Which lines include the word "from"? Copy each of them.

[Begin RECORDS FOR PROCESSING]

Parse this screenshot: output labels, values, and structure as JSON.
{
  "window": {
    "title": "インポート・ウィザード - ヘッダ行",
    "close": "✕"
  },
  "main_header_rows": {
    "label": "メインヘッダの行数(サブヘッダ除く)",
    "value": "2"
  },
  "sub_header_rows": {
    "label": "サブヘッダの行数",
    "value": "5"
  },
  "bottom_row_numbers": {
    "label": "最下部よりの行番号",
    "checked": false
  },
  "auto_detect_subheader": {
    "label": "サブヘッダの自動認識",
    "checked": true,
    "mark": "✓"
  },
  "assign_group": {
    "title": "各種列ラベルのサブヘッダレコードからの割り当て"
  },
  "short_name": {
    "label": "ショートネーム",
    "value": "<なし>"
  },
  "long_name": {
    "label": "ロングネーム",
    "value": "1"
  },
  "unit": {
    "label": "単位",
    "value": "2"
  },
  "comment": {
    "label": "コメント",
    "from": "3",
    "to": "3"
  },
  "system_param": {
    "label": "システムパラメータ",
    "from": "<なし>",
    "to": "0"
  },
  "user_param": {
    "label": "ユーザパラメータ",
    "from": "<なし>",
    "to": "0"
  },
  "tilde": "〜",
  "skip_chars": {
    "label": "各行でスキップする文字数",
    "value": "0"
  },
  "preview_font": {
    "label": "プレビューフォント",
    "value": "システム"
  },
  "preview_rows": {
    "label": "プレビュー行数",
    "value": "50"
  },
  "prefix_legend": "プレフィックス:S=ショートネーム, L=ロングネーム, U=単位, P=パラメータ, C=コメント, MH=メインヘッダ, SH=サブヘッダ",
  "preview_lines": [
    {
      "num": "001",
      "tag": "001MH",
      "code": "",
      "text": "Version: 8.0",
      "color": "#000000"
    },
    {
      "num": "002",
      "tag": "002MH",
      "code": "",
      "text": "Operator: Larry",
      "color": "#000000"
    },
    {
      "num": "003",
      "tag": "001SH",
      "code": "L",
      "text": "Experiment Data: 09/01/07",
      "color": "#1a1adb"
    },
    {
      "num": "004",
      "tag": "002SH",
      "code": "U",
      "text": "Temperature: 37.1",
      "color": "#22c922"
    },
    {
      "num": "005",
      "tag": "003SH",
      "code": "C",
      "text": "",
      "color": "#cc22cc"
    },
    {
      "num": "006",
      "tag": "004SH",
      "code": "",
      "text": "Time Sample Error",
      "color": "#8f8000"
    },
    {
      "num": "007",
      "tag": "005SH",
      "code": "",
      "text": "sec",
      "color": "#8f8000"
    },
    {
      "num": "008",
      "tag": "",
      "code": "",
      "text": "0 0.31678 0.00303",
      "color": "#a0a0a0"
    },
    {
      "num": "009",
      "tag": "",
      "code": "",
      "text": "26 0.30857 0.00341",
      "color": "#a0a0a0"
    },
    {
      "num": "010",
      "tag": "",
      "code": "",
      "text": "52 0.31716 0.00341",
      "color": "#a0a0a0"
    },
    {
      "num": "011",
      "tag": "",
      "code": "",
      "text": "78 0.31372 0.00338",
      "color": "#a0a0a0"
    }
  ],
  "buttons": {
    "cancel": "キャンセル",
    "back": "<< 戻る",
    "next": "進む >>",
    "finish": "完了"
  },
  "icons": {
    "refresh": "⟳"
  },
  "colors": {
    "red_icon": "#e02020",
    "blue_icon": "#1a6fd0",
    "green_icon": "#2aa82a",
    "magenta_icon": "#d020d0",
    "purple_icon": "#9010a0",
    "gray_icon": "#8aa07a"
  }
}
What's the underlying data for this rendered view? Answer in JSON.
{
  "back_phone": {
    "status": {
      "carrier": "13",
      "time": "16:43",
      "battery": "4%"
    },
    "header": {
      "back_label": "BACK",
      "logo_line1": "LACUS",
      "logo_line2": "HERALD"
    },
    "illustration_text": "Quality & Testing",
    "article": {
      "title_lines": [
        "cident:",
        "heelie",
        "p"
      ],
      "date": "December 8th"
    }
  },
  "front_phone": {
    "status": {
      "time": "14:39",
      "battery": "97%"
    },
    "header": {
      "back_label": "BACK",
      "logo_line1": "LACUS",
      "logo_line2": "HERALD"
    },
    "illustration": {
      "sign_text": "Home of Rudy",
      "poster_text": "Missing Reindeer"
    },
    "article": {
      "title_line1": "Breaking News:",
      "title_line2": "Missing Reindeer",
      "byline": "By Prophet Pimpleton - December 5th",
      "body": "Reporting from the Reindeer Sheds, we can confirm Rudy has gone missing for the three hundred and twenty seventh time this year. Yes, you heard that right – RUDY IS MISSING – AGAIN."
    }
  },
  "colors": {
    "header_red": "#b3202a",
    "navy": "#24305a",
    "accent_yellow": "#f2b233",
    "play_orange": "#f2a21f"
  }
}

[End RECORDS FOR PROCESSING]

- _TASK SOLUTION_:
    "from": "3",
    "from": "<なし>",
    "from": "<なし>",
      "body": "Reporting from the Reindeer Sheds, we can confirm Rudy has gone missing for the three hundred and twenty seventh time this year. Yes, you heard that right – RUDY IS MISSING – AGAIN."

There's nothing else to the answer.